(Stored items from a collection)
★ ★ ★
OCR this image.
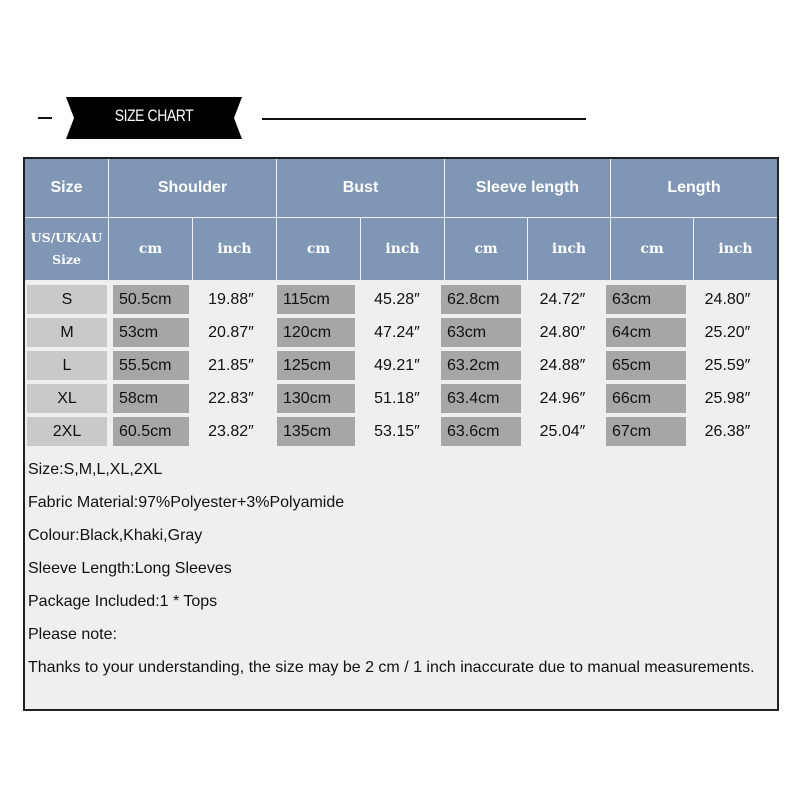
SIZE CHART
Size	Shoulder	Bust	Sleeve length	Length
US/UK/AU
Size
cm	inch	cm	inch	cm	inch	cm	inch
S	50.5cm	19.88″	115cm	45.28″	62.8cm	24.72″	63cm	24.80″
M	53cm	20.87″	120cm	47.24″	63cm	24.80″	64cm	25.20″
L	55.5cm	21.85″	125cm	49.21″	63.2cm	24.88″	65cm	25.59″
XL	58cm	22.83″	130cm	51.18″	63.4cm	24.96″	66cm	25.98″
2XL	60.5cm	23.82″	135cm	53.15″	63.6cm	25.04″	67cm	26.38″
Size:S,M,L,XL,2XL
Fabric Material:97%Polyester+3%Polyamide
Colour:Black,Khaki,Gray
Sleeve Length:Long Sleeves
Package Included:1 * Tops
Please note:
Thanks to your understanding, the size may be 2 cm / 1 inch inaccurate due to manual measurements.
★ ★ ★
Exercise instructions – Repeat every record precisely. Any picture among them stays out of the copy.

Task answer –
OCR this image.
SIZE CHART
Size	Shoulder	Bust	Sleeve length	Length
US/UK/AU
Size
cm	inch	cm	inch	cm	inch	cm	inch
S	50.5cm	19.88″	115cm	45.28″	62.8cm	24.72″	63cm	24.80″
M	53cm	20.87″	120cm	47.24″	63cm	24.80″	64cm	25.20″
L	55.5cm	21.85″	125cm	49.21″	63.2cm	24.88″	65cm	25.59″
XL	58cm	22.83″	130cm	51.18″	63.4cm	24.96″	66cm	25.98″
2XL	60.5cm	23.82″	135cm	53.15″	63.6cm	25.04″	67cm	26.38″
Size:S,M,L,XL,2XL
Fabric Material:97%Polyester+3%Polyamide
Colour:Black,Khaki,Gray
Sleeve Length:Long Sleeves
Package Included:1 * Tops
Please note:
Thanks to your understanding, the size may be 2 cm / 1 inch inaccurate due to manual measurements.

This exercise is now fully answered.